The task
Below are records to be output exactly, every one of them.

— start of Entries provided —

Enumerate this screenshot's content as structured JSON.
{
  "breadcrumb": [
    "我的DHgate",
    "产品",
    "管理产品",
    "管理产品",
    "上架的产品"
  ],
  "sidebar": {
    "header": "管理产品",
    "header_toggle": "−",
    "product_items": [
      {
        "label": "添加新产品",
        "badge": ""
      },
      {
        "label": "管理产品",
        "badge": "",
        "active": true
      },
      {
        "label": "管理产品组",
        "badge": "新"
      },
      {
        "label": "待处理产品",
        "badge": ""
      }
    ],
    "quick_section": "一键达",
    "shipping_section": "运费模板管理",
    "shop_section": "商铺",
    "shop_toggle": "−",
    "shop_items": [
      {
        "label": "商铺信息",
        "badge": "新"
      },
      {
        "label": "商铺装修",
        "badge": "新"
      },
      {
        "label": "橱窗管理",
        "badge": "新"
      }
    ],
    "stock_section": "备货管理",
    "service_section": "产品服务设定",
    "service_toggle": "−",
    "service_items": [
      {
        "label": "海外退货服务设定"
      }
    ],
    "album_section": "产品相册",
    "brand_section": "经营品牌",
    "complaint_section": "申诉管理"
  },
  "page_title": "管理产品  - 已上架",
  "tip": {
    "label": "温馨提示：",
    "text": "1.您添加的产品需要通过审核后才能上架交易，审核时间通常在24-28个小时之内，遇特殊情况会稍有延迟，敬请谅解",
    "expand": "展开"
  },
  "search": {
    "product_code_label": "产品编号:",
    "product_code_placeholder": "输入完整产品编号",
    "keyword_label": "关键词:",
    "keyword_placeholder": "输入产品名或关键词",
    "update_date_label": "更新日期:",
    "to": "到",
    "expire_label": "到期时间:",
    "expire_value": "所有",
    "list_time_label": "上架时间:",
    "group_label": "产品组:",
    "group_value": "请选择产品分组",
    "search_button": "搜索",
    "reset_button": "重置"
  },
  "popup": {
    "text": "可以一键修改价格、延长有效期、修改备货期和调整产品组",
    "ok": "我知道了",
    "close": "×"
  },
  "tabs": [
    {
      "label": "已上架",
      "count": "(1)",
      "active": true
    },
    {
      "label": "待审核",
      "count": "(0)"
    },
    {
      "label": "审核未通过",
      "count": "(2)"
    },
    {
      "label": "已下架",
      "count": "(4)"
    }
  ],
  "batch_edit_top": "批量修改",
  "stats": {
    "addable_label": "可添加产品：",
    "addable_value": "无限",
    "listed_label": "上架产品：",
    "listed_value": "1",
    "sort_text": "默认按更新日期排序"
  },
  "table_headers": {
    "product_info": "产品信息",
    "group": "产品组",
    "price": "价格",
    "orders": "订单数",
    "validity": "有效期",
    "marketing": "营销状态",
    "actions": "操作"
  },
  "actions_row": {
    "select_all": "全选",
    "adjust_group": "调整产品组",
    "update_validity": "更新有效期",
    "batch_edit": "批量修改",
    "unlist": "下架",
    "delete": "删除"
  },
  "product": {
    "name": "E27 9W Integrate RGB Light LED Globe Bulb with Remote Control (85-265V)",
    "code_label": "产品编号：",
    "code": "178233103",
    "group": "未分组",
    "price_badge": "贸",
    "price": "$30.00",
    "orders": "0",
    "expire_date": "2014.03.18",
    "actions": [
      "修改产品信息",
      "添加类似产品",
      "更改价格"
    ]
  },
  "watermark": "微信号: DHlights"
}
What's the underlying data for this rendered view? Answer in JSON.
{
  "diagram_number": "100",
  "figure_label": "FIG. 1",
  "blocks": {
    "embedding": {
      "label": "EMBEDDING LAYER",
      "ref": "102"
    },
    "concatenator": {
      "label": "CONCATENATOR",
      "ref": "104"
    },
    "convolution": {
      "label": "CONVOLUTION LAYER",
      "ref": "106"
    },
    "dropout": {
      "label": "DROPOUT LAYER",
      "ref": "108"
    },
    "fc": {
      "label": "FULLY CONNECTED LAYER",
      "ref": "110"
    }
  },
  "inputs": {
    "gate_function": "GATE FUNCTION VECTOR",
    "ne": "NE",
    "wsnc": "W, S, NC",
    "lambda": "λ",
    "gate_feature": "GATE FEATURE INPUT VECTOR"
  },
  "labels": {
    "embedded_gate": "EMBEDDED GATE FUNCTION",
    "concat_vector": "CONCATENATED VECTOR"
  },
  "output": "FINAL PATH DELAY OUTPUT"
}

— end of Entries provided —

Exercise response
Enumerate this screenshot's content as structured JSON.
{
  "breadcrumb": [
    "我的DHgate",
    "产品",
    "管理产品",
    "管理产品",
    "上架的产品"
  ],
  "sidebar": {
    "header": "管理产品",
    "header_toggle": "−",
    "product_items": [
      {
        "label": "添加新产品",
        "badge": ""
      },
      {
        "label": "管理产品",
        "badge": "",
        "active": true
      },
      {
        "label": "管理产品组",
        "badge": "新"
      },
      {
        "label": "待处理产品",
        "badge": ""
      }
    ],
    "quick_section": "一键达",
    "shipping_section": "运费模板管理",
    "shop_section": "商铺",
    "shop_toggle": "−",
    "shop_items": [
      {
        "label": "商铺信息",
        "badge": "新"
      },
      {
        "label": "商铺装修",
        "badge": "新"
      },
      {
        "label": "橱窗管理",
        "badge": "新"
      }
    ],
    "stock_section": "备货管理",
    "service_section": "产品服务设定",
    "service_toggle": "−",
    "service_items": [
      {
        "label": "海外退货服务设定"
      }
    ],
    "album_section": "产品相册",
    "brand_section": "经营品牌",
    "complaint_section": "申诉管理"
  },
  "page_title": "管理产品  - 已上架",
  "tip": {
    "label": "温馨提示：",
    "text": "1.您添加的产品需要通过审核后才能上架交易，审核时间通常在24-28个小时之内，遇特殊情况会稍有延迟，敬请谅解",
    "expand": "展开"
  },
  "search": {
    "product_code_label": "产品编号:",
    "product_code_placeholder": "输入完整产品编号",
    "keyword_label": "关键词:",
    "keyword_placeholder": "输入产品名或关键词",
    "update_date_label": "更新日期:",
    "to": "到",
    "expire_label": "到期时间:",
    "expire_value": "所有",
    "list_time_label": "上架时间:",
    "group_label": "产品组:",
    "group_value": "请选择产品分组",
    "search_button": "搜索",
    "reset_button": "重置"
  },
  "popup": {
    "text": "可以一键修改价格、延长有效期、修改备货期和调整产品组",
    "ok": "我知道了",
    "close": "×"
  },
  "tabs": [
    {
      "label": "已上架",
      "count": "(1)",
      "active": true
    },
    {
      "label": "待审核",
      "count": "(0)"
    },
    {
      "label": "审核未通过",
      "count": "(2)"
    },
    {
      "label": "已下架",
      "count": "(4)"
    }
  ],
  "batch_edit_top": "批量修改",
  "stats": {
    "addable_label": "可添加产品：",
    "addable_value": "无限",
    "listed_label": "上架产品：",
    "listed_value": "1",
    "sort_text": "默认按更新日期排序"
  },
  "table_headers": {
    "product_info": "产品信息",
    "group": "产品组",
    "price": "价格",
    "orders": "订单数",
    "validity": "有效期",
    "marketing": "营销状态",
    "actions": "操作"
  },
  "actions_row": {
    "select_all": "全选",
    "adjust_group": "调整产品组",
    "update_validity": "更新有效期",
    "batch_edit": "批量修改",
    "unlist": "下架",
    "delete": "删除"
  },
  "product": {
    "name": "E27 9W Integrate RGB Light LED Globe Bulb with Remote Control (85-265V)",
    "code_label": "产品编号：",
    "code": "178233103",
    "group": "未分组",
    "price_badge": "贸",
    "price": "$30.00",
    "orders": "0",
    "expire_date": "2014.03.18",
    "actions": [
      "修改产品信息",
      "添加类似产品",
      "更改价格"
    ]
  },
  "watermark": "微信号: DHlights"
}
What's the underlying data for this rendered view? Answer in JSON.
{
  "diagram_number": "100",
  "figure_label": "FIG. 1",
  "blocks": {
    "embedding": {
      "label": "EMBEDDING LAYER",
      "ref": "102"
    },
    "concatenator": {
      "label": "CONCATENATOR",
      "ref": "104"
    },
    "convolution": {
      "label": "CONVOLUTION LAYER",
      "ref": "106"
    },
    "dropout": {
      "label": "DROPOUT LAYER",
      "ref": "108"
    },
    "fc": {
      "label": "FULLY CONNECTED LAYER",
      "ref": "110"
    }
  },
  "inputs": {
    "gate_function": "GATE FUNCTION VECTOR",
    "ne": "NE",
    "wsnc": "W, S, NC",
    "lambda": "λ",
    "gate_feature": "GATE FEATURE INPUT VECTOR"
  },
  "labels": {
    "embedded_gate": "EMBEDDED GATE FUNCTION",
    "concat_vector": "CONCATENATED VECTOR"
  },
  "output": "FINAL PATH DELAY OUTPUT"
}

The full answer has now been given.